Figure record listings:
[START]
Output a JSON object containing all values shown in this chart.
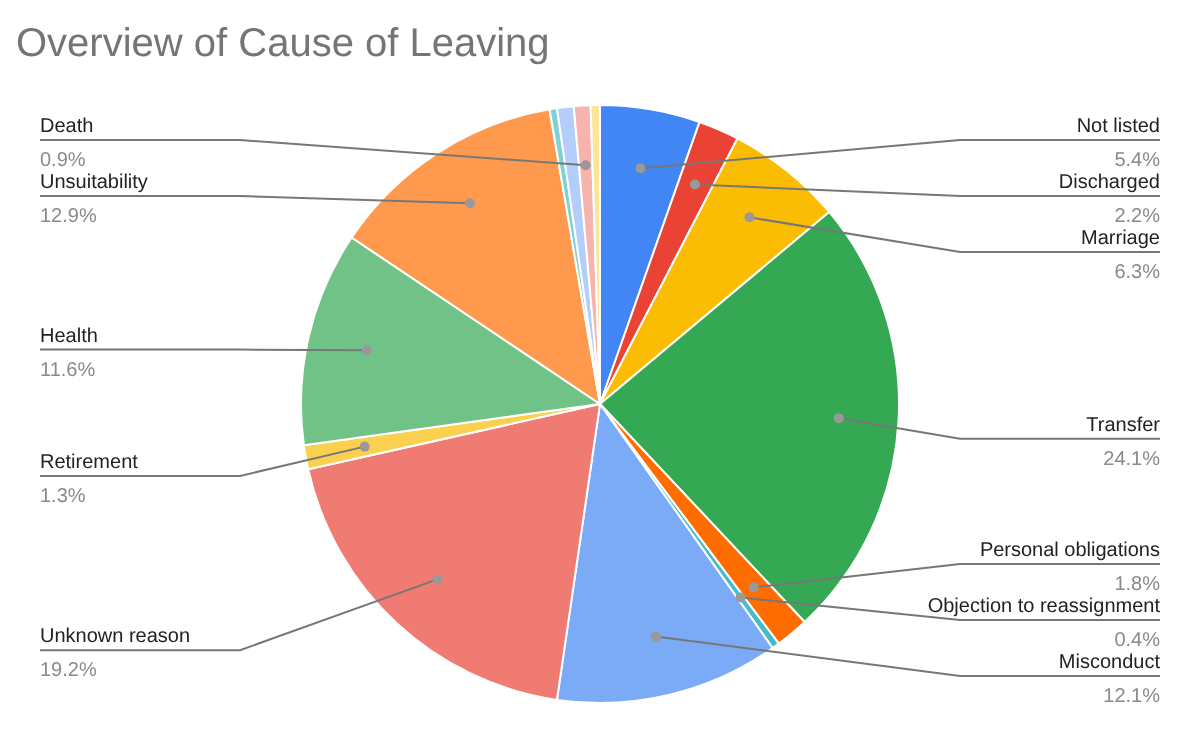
{
  "chart_data": {
    "type": "pie",
    "title": "Overview of Cause of Leaving",
    "categories": [
      "Not listed",
      "Discharged",
      "Marriage",
      "Transfer",
      "Personal obligations",
      "Objection to reassignment",
      "Misconduct",
      "Unknown reason",
      "Retirement",
      "Health",
      "Unsuitability",
      null,
      null,
      "Death",
      null
    ],
    "values": [
      5.4,
      2.2,
      6.3,
      24.1,
      1.8,
      0.4,
      12.1,
      19.2,
      1.3,
      11.6,
      12.9,
      0.4,
      0.9,
      0.9,
      0.5
    ],
    "value_labels": [
      "5.4%",
      "2.2%",
      "6.3%",
      "24.1%",
      "1.8%",
      "0.4%",
      "12.1%",
      "19.2%",
      "1.3%",
      "11.6%",
      "12.9%",
      null,
      null,
      "0.9%",
      null
    ],
    "colors": [
      "#4285f4",
      "#ea4335",
      "#fbbc04",
      "#34a853",
      "#ff6d01",
      "#46bdc6",
      "#7baaf7",
      "#f07b72",
      "#fcd04f",
      "#71c287",
      "#ff994d",
      "#7ed1d7",
      "#b3cefb",
      "#f7b4ae",
      "#fde49b"
    ],
    "legend": false
  }
}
[END]
### WHAT TO WORK ON
Go through the records and show every line with the string "values" in it.

### THE COMPLETED TASK
Output a JSON object containing all values shown in this chart.
    "values": [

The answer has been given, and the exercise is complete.